Do this: For this exercise, copy out each line of the material below that includes "broken".

# Start of Provided data

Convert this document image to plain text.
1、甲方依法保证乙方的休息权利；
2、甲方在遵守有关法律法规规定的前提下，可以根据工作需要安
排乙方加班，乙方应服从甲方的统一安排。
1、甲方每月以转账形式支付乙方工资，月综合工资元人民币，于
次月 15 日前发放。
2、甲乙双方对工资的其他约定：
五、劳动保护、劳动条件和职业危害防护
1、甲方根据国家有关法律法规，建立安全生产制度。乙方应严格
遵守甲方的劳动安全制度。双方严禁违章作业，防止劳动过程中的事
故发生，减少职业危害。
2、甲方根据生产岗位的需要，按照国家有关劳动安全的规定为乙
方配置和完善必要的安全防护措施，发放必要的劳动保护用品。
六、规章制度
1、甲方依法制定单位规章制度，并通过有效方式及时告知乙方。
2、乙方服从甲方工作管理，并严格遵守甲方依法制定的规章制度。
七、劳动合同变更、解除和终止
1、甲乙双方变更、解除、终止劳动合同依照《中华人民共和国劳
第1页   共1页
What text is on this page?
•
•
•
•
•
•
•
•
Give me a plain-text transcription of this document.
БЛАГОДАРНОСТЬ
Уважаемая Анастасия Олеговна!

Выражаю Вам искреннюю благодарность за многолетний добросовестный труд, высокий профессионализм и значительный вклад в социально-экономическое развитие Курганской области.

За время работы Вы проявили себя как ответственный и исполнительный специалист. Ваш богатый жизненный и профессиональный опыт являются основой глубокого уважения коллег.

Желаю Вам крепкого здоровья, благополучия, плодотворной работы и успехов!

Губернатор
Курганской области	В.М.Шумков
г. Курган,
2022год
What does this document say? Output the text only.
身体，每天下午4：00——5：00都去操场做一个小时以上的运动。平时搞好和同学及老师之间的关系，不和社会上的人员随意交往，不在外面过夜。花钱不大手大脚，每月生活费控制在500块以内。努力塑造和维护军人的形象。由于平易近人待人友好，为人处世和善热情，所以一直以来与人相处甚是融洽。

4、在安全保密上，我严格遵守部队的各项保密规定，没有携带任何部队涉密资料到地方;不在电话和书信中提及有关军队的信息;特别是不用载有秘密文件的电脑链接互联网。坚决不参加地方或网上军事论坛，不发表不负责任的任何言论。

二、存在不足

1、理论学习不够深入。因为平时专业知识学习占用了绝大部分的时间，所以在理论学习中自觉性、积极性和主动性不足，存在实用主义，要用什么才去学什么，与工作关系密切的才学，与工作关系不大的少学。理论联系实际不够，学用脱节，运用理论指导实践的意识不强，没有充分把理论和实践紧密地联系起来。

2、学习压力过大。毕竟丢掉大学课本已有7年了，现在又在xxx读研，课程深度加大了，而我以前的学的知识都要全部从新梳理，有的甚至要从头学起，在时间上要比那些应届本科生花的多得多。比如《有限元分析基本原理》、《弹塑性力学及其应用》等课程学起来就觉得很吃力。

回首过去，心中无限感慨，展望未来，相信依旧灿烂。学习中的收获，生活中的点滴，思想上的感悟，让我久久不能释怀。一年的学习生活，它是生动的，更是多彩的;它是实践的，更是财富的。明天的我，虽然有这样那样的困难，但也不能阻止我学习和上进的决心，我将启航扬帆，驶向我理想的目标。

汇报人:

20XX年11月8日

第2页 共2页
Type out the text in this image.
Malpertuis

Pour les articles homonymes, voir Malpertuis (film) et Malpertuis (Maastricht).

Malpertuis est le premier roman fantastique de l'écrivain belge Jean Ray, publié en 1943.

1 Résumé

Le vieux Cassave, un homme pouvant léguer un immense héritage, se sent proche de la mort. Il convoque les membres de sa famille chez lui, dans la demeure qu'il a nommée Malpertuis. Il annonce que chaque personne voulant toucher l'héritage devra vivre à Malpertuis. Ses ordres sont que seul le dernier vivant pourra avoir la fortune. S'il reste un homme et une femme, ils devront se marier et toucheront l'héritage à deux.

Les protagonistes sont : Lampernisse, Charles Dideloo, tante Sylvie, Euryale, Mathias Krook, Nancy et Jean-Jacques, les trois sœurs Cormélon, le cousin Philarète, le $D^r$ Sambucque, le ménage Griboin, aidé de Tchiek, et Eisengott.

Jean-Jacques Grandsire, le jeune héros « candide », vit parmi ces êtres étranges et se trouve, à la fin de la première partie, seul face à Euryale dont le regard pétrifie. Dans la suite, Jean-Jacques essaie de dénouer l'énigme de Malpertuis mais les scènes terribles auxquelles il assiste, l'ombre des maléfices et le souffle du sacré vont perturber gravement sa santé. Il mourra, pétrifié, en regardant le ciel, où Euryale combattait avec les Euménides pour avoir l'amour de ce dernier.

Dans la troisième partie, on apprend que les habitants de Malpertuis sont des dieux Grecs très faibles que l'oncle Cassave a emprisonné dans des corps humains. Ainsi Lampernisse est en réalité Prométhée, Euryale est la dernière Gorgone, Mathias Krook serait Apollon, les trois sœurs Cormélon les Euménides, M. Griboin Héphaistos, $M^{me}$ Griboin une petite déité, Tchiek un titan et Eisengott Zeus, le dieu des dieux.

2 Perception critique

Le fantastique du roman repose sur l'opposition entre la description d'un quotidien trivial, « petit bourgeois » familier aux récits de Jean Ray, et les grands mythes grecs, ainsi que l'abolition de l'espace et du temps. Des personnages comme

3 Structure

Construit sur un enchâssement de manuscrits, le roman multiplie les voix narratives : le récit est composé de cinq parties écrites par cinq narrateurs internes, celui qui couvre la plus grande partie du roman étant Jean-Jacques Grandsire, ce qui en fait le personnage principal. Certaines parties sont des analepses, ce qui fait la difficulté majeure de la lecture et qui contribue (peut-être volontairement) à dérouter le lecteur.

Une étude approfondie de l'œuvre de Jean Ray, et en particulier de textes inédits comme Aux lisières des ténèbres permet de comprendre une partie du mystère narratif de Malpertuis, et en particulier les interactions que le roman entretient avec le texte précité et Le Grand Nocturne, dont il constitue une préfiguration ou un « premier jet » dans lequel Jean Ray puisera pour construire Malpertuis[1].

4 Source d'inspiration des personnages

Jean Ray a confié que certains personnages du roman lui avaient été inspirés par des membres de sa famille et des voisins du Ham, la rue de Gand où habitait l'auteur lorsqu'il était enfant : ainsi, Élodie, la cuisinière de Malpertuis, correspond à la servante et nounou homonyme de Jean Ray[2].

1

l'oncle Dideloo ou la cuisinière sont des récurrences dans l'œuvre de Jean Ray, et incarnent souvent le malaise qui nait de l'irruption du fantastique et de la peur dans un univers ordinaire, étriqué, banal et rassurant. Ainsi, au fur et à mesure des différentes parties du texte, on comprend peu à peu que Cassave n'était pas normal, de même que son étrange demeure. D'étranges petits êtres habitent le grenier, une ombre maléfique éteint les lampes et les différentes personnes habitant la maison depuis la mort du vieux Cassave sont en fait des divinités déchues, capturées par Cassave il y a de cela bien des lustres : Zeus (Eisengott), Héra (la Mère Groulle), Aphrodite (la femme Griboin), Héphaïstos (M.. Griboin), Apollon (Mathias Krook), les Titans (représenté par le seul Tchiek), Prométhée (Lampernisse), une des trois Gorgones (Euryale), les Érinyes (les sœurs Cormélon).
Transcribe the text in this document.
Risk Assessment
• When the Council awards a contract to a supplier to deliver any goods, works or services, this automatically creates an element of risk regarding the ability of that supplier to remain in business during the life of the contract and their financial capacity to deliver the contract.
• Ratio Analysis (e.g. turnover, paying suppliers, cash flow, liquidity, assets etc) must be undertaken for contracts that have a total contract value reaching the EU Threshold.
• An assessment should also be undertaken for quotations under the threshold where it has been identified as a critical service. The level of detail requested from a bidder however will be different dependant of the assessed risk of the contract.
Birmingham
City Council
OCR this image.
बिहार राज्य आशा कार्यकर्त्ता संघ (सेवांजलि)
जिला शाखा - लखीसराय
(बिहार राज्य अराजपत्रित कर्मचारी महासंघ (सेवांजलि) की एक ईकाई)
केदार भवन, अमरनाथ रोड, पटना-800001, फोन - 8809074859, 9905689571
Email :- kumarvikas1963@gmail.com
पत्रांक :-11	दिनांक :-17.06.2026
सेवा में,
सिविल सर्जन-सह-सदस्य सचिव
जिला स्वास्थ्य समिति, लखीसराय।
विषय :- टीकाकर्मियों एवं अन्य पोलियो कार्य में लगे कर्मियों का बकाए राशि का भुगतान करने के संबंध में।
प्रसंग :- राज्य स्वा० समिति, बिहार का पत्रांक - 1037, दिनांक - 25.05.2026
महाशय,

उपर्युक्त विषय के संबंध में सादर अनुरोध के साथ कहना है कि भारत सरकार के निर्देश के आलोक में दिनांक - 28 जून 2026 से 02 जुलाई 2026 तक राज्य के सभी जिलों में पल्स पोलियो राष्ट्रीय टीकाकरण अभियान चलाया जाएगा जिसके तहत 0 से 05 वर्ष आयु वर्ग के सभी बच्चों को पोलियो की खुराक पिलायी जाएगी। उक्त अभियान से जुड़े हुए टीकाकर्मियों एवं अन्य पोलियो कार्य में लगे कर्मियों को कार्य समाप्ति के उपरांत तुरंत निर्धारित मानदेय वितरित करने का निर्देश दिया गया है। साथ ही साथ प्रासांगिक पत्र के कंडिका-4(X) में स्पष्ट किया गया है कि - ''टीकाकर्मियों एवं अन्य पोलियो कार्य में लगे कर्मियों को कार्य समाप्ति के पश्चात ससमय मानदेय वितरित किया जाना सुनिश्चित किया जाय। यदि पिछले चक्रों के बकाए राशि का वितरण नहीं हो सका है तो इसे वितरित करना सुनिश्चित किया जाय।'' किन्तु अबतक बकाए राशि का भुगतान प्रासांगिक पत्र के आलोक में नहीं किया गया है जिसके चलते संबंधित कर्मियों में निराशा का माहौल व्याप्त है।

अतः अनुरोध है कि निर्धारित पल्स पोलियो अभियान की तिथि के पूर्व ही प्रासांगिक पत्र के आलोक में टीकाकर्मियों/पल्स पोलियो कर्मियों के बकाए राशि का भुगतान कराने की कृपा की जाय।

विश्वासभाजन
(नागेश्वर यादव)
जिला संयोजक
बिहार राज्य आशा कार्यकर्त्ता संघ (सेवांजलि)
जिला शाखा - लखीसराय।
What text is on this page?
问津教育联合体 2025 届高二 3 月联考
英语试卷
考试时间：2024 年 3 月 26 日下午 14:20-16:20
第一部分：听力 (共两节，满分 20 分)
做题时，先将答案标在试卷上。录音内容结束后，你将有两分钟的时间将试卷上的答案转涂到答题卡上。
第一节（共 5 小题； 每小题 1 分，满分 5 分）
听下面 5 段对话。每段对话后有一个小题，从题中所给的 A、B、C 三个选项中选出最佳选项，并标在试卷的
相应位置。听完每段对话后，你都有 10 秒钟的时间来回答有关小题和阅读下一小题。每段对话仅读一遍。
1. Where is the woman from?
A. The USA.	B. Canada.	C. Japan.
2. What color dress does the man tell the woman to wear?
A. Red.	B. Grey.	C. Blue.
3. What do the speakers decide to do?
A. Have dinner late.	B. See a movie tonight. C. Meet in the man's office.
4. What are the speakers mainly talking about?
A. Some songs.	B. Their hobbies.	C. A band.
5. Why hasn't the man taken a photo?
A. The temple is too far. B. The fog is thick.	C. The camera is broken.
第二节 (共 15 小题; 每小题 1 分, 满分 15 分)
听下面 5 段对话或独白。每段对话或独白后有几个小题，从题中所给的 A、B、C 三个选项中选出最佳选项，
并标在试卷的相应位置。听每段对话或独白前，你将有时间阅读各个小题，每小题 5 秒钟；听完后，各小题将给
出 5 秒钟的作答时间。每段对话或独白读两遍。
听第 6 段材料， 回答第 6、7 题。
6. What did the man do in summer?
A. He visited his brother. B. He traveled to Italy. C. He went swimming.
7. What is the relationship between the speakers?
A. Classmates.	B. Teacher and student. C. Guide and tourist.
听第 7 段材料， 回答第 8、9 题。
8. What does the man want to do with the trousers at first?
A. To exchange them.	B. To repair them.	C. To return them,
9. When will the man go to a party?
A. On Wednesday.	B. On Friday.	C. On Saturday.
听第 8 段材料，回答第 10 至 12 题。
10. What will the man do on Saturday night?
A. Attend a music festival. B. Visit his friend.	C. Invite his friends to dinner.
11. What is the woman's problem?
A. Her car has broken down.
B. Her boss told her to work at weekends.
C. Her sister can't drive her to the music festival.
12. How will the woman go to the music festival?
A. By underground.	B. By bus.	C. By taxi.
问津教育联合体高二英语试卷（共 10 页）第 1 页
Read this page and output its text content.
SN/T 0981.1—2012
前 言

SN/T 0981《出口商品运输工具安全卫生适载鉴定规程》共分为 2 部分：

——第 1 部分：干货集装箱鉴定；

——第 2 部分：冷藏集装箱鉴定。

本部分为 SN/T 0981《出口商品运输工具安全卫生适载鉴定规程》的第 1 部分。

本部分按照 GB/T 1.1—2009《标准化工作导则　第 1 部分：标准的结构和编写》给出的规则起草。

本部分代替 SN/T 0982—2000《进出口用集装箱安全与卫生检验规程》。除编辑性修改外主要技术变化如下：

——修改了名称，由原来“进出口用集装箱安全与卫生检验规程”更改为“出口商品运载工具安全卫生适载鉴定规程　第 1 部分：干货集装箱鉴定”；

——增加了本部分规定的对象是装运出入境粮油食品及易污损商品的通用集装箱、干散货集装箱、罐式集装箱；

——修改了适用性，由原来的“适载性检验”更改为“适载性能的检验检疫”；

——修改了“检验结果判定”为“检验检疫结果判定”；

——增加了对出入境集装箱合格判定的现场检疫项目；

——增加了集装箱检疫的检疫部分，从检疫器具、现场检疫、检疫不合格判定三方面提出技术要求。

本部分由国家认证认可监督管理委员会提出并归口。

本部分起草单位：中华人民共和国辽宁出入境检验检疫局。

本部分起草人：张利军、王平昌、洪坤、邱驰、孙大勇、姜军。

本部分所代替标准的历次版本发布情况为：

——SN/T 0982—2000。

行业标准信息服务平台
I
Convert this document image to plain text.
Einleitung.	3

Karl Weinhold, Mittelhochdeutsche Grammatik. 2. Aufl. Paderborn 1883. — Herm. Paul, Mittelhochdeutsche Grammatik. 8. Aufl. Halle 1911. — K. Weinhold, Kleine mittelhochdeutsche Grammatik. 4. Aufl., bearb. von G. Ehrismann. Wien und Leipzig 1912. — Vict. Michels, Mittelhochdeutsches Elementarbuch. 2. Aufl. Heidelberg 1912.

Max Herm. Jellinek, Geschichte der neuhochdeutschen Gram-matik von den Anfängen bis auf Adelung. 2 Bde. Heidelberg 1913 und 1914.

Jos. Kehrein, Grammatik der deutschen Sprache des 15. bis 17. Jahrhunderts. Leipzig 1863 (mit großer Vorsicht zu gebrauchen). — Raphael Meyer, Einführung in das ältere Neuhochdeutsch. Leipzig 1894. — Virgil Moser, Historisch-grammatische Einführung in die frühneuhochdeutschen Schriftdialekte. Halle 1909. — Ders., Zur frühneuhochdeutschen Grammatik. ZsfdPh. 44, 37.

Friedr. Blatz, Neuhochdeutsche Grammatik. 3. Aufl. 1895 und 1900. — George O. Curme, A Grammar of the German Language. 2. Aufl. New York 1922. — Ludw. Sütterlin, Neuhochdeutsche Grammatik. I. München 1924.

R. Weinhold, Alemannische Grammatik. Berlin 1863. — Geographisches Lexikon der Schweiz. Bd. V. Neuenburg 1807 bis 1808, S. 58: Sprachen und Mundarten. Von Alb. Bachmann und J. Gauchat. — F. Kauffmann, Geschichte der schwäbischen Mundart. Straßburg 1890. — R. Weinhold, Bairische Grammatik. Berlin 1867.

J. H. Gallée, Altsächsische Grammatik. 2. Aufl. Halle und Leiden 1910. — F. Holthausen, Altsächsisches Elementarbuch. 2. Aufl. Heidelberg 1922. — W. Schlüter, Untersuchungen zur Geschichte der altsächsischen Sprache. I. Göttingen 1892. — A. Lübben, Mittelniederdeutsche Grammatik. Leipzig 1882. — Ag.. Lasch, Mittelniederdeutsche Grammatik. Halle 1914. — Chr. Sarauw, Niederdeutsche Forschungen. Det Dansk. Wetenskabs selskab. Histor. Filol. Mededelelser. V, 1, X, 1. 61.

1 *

# End of Provided data

Answer to the exercise:
A. The temple is too far. B. The fog is thick.	C. The camera is broken.
A. Her car has broken down.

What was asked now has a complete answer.